* **To do**
Wherever the word "شکایت" appears in a line, extract that line.

** Start **

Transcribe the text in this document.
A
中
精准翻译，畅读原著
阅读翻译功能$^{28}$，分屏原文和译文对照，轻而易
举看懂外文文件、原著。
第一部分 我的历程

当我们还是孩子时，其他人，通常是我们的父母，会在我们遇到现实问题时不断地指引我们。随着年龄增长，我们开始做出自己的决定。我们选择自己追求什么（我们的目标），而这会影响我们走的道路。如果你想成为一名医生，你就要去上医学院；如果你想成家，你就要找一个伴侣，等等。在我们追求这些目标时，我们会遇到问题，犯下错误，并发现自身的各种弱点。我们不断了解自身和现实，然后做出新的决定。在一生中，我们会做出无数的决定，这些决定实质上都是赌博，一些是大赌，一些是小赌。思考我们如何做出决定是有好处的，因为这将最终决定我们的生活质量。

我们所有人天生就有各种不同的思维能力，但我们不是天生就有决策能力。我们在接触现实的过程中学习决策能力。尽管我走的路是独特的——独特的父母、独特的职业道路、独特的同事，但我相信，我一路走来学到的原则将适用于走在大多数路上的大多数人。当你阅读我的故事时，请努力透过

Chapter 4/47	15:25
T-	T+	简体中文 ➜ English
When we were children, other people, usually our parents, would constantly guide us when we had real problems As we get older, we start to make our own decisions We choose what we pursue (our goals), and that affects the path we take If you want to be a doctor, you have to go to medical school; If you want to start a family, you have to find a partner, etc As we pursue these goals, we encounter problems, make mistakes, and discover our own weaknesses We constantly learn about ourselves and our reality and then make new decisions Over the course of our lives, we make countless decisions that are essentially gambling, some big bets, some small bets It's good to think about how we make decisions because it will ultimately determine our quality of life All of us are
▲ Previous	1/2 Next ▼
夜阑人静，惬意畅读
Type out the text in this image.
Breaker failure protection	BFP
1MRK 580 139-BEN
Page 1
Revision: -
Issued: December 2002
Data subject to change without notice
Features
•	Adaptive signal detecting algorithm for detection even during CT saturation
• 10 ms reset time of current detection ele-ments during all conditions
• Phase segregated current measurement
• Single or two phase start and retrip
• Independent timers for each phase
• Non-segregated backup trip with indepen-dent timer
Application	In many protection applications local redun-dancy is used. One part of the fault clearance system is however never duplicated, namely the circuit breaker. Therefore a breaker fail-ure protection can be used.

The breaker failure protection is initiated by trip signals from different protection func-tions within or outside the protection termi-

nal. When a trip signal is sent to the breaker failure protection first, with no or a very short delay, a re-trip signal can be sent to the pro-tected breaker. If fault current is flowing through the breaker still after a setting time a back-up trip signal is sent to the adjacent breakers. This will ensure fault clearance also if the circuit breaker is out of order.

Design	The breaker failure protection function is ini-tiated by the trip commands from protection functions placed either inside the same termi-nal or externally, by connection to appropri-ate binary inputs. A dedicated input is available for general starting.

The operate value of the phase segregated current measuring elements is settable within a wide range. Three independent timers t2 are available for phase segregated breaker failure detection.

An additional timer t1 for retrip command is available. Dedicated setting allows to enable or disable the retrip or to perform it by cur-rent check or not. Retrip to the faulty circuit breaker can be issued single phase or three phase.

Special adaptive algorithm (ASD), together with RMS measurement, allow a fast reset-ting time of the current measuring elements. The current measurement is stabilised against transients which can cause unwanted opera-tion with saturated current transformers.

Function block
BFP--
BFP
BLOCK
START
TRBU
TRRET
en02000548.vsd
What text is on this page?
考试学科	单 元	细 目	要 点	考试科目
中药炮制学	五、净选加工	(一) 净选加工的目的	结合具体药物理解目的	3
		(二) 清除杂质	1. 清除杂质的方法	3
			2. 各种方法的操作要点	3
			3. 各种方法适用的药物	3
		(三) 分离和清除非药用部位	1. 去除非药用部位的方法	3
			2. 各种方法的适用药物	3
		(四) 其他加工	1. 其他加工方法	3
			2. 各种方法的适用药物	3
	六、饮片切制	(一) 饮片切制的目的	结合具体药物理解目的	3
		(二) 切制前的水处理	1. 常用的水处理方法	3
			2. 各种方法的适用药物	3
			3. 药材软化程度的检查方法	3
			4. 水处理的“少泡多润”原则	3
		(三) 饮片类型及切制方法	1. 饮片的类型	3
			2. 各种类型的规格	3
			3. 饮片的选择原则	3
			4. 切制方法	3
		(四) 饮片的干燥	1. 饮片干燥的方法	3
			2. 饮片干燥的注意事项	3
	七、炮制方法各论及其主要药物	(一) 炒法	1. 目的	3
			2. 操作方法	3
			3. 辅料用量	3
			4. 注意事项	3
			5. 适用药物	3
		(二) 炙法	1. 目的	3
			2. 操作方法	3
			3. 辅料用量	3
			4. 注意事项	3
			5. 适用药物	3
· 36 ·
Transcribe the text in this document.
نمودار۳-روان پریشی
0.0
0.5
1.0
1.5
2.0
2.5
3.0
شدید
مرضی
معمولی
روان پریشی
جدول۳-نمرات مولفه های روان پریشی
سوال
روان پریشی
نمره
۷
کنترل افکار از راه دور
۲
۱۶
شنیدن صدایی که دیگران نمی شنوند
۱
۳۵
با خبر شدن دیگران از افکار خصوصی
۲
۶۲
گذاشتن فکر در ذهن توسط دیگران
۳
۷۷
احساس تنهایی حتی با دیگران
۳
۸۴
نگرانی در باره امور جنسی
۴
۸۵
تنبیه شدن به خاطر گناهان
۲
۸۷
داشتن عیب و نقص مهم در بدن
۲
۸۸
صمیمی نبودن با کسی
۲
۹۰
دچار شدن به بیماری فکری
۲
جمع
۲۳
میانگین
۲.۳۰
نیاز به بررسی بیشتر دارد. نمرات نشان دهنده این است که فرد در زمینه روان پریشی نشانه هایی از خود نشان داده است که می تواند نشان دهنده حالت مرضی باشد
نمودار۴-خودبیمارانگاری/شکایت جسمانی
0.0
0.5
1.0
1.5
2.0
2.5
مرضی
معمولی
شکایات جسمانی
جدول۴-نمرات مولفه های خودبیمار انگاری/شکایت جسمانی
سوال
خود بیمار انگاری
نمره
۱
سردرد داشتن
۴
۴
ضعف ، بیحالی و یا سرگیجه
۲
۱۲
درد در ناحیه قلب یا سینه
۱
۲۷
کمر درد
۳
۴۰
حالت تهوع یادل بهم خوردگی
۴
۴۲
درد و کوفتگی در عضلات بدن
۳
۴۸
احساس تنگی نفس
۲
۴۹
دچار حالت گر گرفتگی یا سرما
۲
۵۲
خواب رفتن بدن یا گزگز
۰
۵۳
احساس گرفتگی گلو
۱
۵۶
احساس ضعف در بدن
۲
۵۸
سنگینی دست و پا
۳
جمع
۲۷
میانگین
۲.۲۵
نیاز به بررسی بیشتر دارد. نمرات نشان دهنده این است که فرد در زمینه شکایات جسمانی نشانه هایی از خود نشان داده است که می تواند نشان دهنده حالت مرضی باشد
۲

** End **

* **Task output**
نمودار۴-خودبیمارانگاری/شکایت جسمانی
جدول۴-نمرات مولفه های خودبیمار انگاری/شکایت جسمانی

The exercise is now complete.